Data excerpts:
** Start **
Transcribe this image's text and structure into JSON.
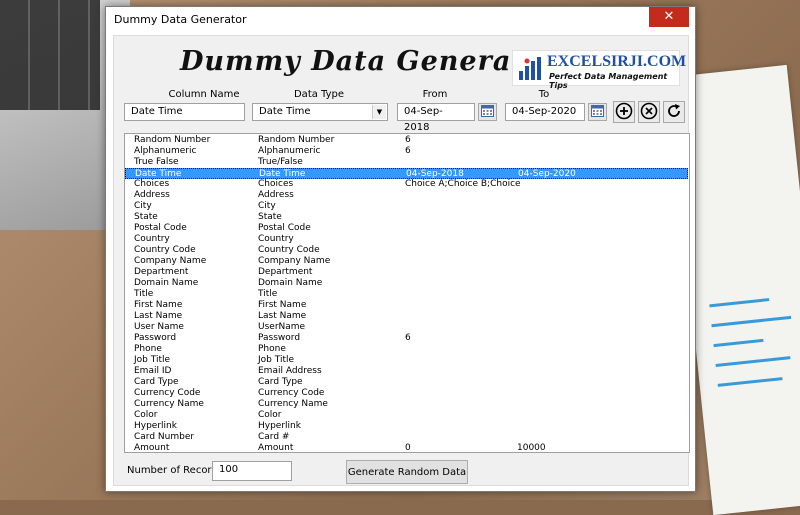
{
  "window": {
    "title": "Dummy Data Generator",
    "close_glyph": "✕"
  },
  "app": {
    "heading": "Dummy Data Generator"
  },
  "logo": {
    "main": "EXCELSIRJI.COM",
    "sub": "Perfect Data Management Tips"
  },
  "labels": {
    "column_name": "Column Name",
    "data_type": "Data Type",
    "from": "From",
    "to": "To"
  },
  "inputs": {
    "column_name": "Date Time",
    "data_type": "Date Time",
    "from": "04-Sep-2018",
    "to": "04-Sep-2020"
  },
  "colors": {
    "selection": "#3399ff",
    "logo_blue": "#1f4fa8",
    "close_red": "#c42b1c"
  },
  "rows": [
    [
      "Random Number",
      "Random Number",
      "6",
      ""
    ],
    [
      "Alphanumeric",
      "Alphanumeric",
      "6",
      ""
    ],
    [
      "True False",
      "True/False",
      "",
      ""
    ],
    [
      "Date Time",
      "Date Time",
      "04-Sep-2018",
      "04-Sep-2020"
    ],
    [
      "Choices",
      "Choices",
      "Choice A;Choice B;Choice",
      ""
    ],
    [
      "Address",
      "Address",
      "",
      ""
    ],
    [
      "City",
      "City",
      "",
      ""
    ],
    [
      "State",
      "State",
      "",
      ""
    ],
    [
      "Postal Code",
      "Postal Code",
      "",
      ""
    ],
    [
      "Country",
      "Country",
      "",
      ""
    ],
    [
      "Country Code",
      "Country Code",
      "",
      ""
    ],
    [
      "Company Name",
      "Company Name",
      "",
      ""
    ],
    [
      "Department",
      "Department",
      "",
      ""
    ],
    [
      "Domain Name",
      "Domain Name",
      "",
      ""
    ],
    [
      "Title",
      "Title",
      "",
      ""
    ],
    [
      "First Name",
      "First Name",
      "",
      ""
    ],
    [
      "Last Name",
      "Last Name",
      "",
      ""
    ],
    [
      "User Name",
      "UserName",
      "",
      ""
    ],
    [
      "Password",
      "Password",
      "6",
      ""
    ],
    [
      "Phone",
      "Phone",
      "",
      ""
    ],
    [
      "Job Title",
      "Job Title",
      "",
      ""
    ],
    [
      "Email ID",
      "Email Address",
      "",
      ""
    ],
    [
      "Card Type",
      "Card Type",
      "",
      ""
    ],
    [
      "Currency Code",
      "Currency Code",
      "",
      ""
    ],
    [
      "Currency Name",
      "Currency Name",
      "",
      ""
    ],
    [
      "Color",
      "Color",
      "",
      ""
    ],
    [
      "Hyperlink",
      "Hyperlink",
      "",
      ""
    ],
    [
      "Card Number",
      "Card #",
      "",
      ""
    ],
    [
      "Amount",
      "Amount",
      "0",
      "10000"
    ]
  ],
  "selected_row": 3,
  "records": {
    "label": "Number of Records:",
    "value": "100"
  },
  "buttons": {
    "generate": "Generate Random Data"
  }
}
** End **
> _WHAT TO WORK ON_
Transcribe the records above exactly, omitting every picture they contain.

> _RESULT OF THIS TASK_
Transcribe this image's text and structure into JSON.
{
  "window": {
    "title": "Dummy Data Generator",
    "close_glyph": "✕"
  },
  "app": {
    "heading": "Dummy Data Generator"
  },
  "logo": {
    "main": "EXCELSIRJI.COM",
    "sub": "Perfect Data Management Tips"
  },
  "labels": {
    "column_name": "Column Name",
    "data_type": "Data Type",
    "from": "From",
    "to": "To"
  },
  "inputs": {
    "column_name": "Date Time",
    "data_type": "Date Time",
    "from": "04-Sep-2018",
    "to": "04-Sep-2020"
  },
  "colors": {
    "selection": "#3399ff",
    "logo_blue": "#1f4fa8",
    "close_red": "#c42b1c"
  },
  "rows": [
    [
      "Random Number",
      "Random Number",
      "6",
      ""
    ],
    [
      "Alphanumeric",
      "Alphanumeric",
      "6",
      ""
    ],
    [
      "True False",
      "True/False",
      "",
      ""
    ],
    [
      "Date Time",
      "Date Time",
      "04-Sep-2018",
      "04-Sep-2020"
    ],
    [
      "Choices",
      "Choices",
      "Choice A;Choice B;Choice",
      ""
    ],
    [
      "Address",
      "Address",
      "",
      ""
    ],
    [
      "City",
      "City",
      "",
      ""
    ],
    [
      "State",
      "State",
      "",
      ""
    ],
    [
      "Postal Code",
      "Postal Code",
      "",
      ""
    ],
    [
      "Country",
      "Country",
      "",
      ""
    ],
    [
      "Country Code",
      "Country Code",
      "",
      ""
    ],
    [
      "Company Name",
      "Company Name",
      "",
      ""
    ],
    [
      "Department",
      "Department",
      "",
      ""
    ],
    [
      "Domain Name",
      "Domain Name",
      "",
      ""
    ],
    [
      "Title",
      "Title",
      "",
      ""
    ],
    [
      "First Name",
      "First Name",
      "",
      ""
    ],
    [
      "Last Name",
      "Last Name",
      "",
      ""
    ],
    [
      "User Name",
      "UserName",
      "",
      ""
    ],
    [
      "Password",
      "Password",
      "6",
      ""
    ],
    [
      "Phone",
      "Phone",
      "",
      ""
    ],
    [
      "Job Title",
      "Job Title",
      "",
      ""
    ],
    [
      "Email ID",
      "Email Address",
      "",
      ""
    ],
    [
      "Card Type",
      "Card Type",
      "",
      ""
    ],
    [
      "Currency Code",
      "Currency Code",
      "",
      ""
    ],
    [
      "Currency Name",
      "Currency Name",
      "",
      ""
    ],
    [
      "Color",
      "Color",
      "",
      ""
    ],
    [
      "Hyperlink",
      "Hyperlink",
      "",
      ""
    ],
    [
      "Card Number",
      "Card #",
      "",
      ""
    ],
    [
      "Amount",
      "Amount",
      "0",
      "10000"
    ]
  ],
  "selected_row": 3,
  "records": {
    "label": "Number of Records:",
    "value": "100"
  },
  "buttons": {
    "generate": "Generate Random Data"
  }
}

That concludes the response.